======== INFORMATION SUPPLIED ========

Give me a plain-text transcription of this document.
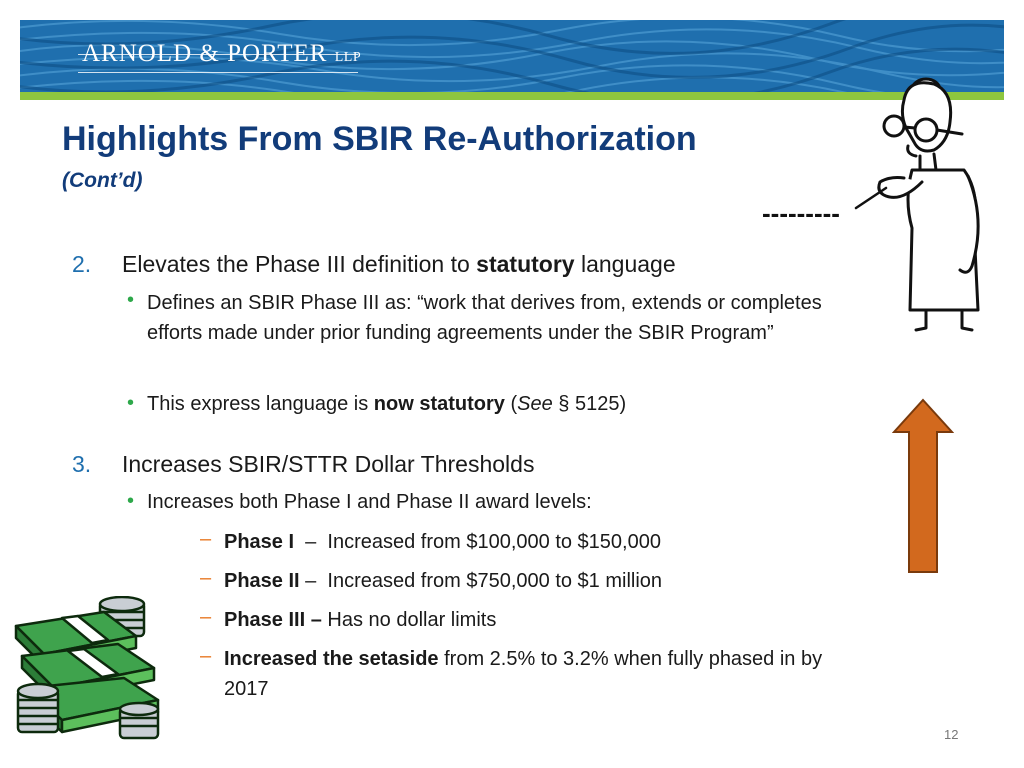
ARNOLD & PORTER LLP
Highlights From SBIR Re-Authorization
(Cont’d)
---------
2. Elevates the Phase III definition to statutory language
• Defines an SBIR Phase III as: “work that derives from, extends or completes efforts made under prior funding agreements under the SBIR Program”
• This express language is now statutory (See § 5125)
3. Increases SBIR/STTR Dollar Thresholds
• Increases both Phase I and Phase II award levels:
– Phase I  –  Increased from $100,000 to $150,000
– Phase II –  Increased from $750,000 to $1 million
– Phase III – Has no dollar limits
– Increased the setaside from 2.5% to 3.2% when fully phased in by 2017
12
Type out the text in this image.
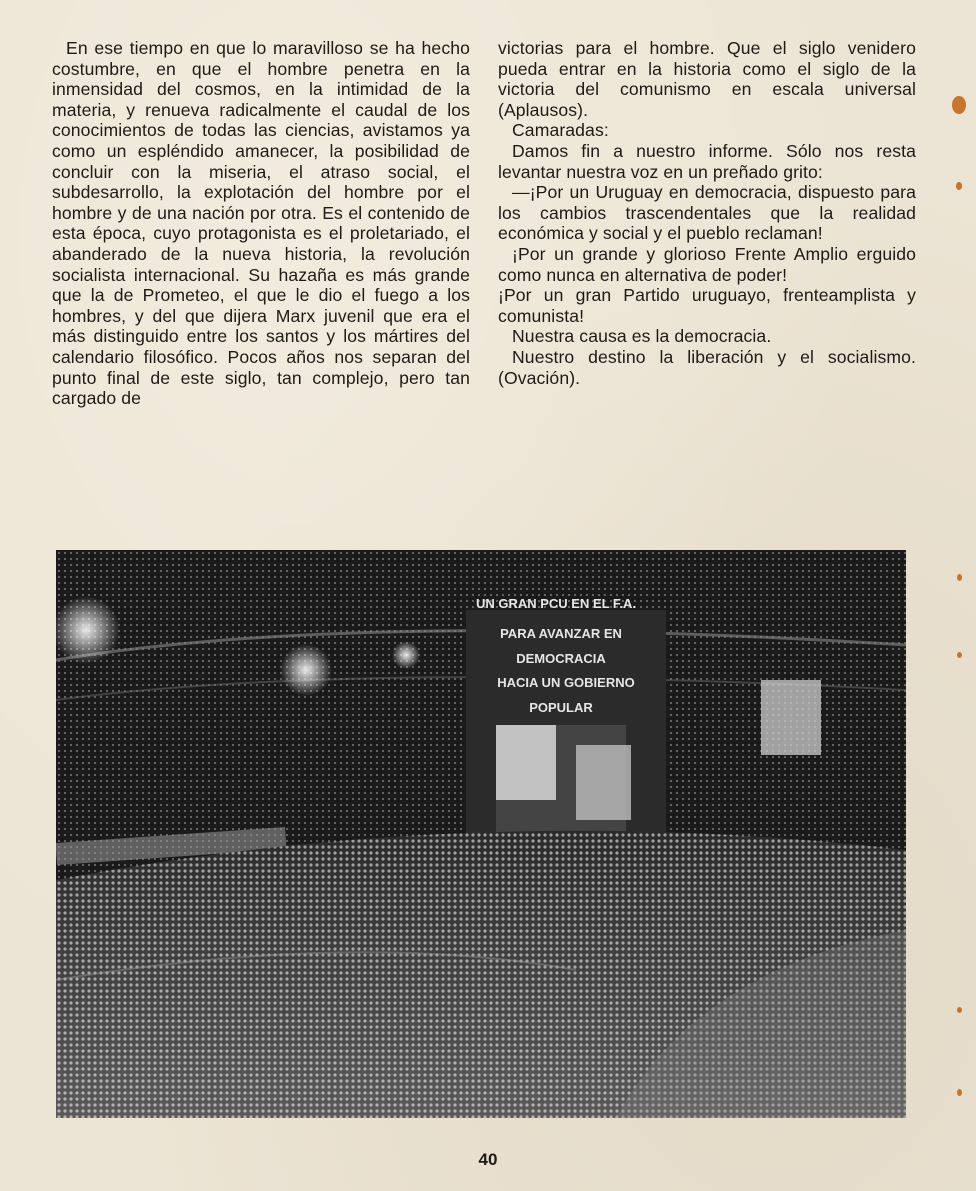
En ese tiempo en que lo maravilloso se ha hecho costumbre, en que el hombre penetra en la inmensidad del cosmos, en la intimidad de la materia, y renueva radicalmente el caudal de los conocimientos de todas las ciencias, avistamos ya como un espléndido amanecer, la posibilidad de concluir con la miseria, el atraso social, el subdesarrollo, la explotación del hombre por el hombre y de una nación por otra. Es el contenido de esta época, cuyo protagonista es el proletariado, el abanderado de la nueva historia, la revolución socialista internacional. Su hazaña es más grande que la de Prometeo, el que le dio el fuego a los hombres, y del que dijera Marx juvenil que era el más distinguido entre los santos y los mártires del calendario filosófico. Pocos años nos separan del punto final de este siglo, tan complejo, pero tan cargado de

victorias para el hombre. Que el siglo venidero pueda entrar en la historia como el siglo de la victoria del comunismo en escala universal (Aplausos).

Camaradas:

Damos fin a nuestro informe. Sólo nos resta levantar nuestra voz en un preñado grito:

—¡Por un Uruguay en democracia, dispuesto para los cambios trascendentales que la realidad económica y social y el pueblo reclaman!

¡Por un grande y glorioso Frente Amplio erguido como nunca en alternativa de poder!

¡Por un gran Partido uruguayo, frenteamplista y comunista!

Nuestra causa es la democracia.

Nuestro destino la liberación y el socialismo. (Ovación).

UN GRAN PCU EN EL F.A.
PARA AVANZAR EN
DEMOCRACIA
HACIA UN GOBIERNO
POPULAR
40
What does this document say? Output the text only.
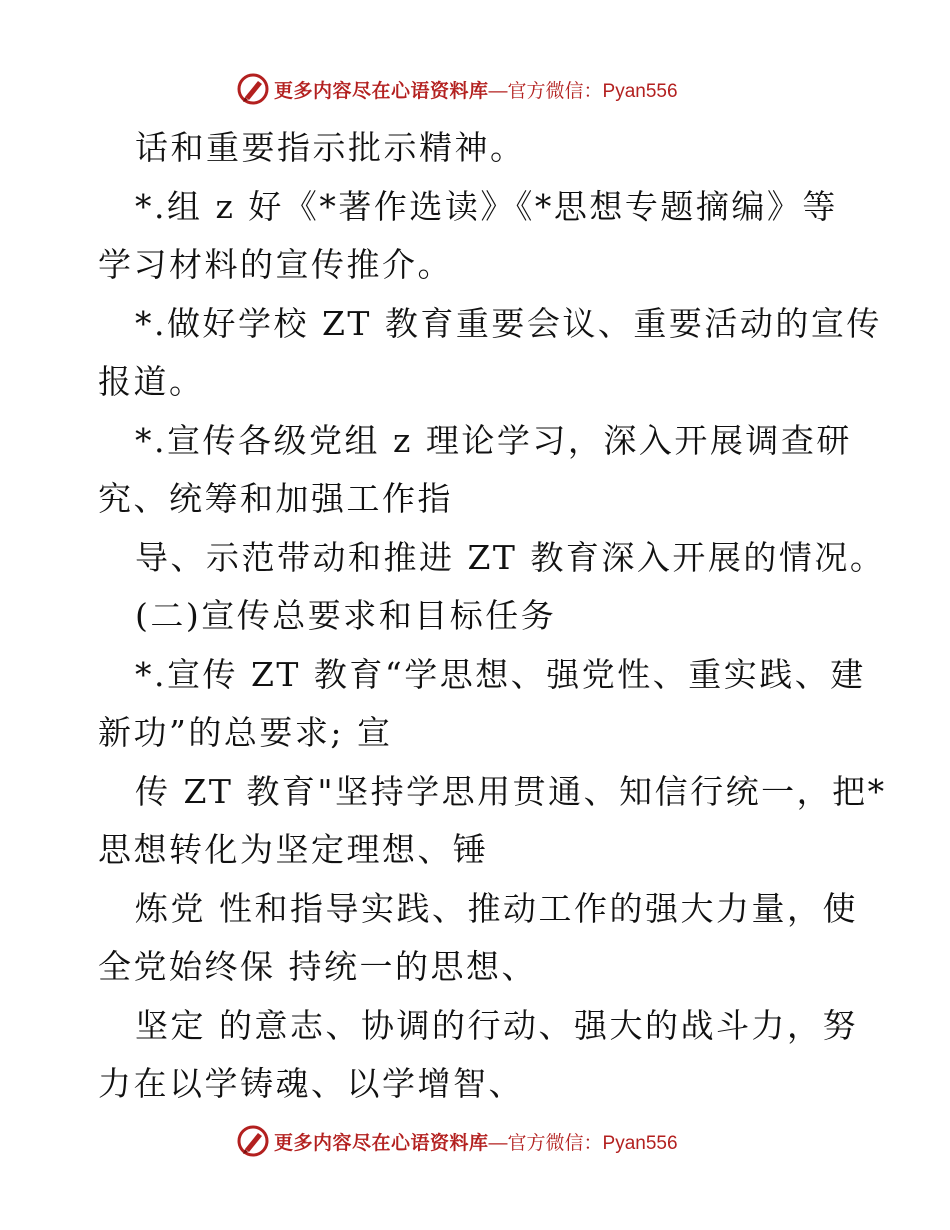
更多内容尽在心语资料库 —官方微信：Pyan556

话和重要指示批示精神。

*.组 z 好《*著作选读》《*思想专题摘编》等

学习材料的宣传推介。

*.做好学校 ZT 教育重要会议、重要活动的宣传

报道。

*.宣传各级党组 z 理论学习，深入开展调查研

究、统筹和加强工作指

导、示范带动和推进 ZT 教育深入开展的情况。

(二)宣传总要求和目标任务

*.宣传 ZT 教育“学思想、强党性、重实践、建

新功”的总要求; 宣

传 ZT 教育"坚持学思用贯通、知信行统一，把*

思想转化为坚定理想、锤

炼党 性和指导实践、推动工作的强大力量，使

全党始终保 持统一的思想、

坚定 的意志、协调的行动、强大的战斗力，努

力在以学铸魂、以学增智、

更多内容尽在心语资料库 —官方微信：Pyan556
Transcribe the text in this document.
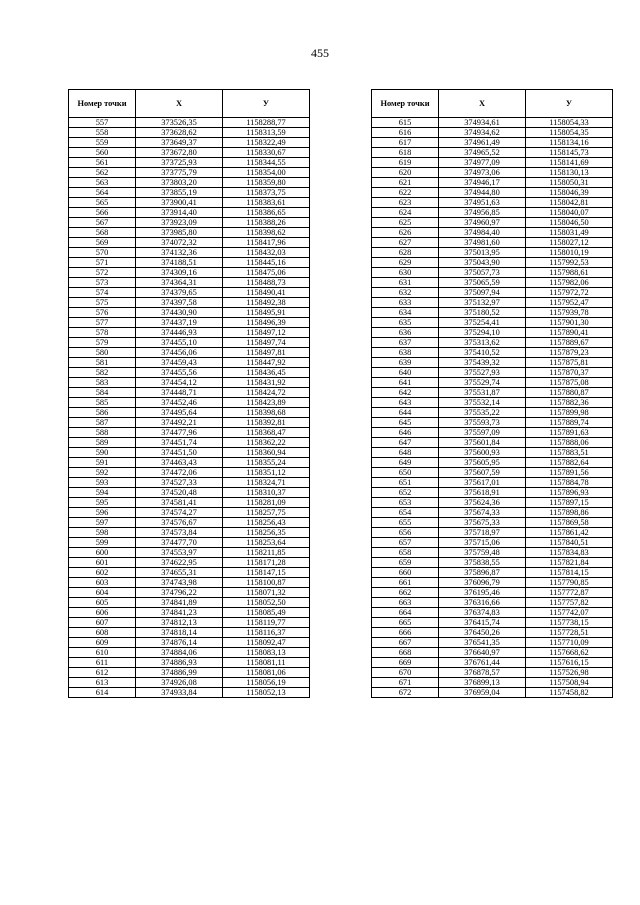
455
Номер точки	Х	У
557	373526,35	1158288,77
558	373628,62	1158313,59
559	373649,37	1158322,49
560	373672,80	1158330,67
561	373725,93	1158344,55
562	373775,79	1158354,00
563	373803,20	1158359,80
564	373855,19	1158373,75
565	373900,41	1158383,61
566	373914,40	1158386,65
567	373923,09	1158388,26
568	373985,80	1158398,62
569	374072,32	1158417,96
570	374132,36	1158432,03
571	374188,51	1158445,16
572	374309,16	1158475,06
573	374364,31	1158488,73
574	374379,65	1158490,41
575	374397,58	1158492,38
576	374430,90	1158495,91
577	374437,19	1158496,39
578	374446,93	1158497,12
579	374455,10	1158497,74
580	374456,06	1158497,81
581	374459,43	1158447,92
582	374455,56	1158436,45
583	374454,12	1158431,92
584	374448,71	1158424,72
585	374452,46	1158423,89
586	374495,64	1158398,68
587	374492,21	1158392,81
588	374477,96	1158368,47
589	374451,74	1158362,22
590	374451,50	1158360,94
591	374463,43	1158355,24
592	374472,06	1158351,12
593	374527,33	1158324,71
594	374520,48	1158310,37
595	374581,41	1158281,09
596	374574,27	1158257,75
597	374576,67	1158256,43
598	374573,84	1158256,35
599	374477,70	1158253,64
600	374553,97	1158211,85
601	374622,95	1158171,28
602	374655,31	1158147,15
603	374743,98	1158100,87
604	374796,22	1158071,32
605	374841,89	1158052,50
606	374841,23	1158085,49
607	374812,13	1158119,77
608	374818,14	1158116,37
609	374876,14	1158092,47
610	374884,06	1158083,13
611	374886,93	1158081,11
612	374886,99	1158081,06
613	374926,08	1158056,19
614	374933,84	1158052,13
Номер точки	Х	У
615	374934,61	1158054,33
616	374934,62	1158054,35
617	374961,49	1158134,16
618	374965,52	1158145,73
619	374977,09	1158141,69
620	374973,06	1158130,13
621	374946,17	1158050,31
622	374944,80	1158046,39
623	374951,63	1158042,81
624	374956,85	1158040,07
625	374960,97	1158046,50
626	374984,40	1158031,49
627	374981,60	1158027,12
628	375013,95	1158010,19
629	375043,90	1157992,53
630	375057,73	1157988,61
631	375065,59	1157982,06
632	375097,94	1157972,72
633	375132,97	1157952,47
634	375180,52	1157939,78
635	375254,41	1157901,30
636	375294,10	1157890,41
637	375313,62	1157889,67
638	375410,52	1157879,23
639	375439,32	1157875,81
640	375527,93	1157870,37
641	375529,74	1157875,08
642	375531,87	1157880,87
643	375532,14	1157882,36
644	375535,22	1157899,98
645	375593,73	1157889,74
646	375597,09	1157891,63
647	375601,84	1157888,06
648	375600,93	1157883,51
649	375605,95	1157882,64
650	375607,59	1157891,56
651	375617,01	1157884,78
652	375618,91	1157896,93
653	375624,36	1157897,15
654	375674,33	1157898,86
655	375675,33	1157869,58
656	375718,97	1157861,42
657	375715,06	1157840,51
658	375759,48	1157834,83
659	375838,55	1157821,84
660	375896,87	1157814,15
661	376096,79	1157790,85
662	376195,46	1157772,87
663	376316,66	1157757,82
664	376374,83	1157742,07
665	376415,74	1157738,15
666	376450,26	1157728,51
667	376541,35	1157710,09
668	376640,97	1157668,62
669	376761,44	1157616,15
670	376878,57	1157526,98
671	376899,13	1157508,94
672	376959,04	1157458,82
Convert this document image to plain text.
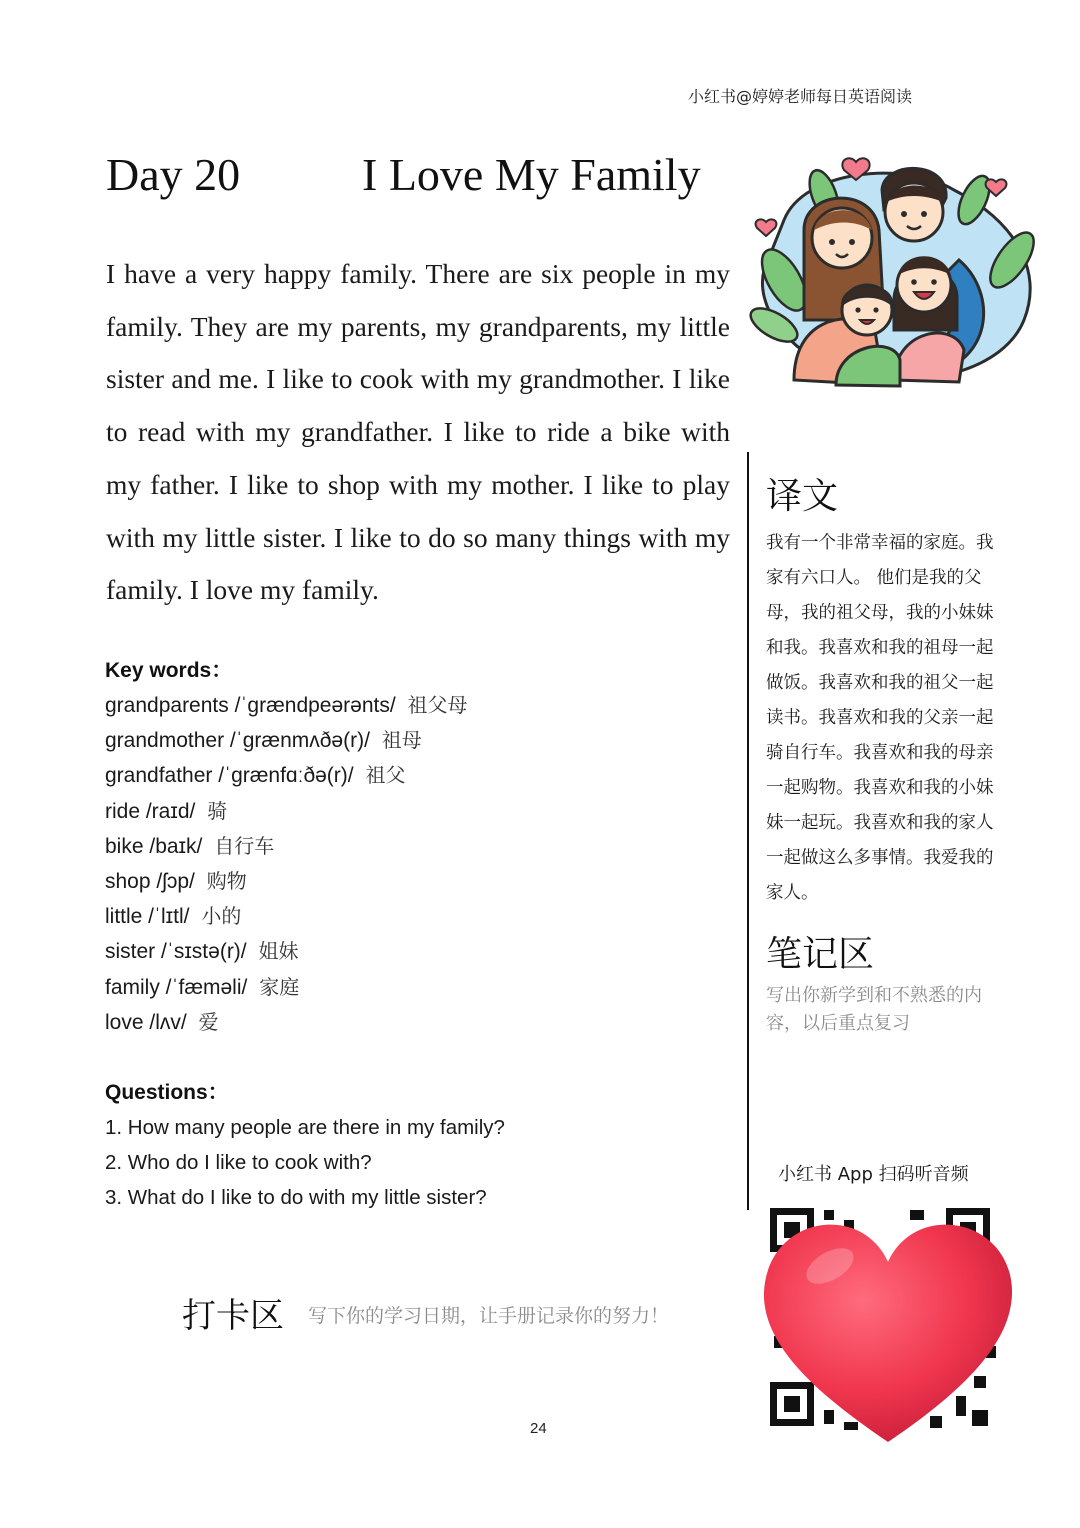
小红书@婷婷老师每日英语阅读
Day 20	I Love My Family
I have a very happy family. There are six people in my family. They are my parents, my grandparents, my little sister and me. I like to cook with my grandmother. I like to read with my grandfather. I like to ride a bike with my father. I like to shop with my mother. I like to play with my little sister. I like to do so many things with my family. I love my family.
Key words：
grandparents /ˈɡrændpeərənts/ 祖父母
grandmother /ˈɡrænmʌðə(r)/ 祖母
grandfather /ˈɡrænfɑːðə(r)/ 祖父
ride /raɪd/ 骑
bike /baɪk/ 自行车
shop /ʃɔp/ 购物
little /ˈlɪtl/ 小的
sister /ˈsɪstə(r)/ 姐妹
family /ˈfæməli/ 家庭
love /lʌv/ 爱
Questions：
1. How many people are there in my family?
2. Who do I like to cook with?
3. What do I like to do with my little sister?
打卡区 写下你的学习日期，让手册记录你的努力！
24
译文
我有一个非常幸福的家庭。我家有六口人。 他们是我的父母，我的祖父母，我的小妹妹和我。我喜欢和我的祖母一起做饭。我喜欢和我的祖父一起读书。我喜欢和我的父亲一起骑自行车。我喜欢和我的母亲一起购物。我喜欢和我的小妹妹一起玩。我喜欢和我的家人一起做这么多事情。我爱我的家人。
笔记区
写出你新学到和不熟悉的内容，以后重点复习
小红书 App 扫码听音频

========

WHAT THE TASK ASKS: Gather every line from the listing above in which "SBIR" appears, and copy those lines.

EXERCISE RESPONSE:
Highlights From SBIR Re-Authorization
• Defines an SBIR Phase III as: “work that derives from, extends or completes efforts made under prior funding agreements under the SBIR Program”
3. Increases SBIR/STTR Dollar Thresholds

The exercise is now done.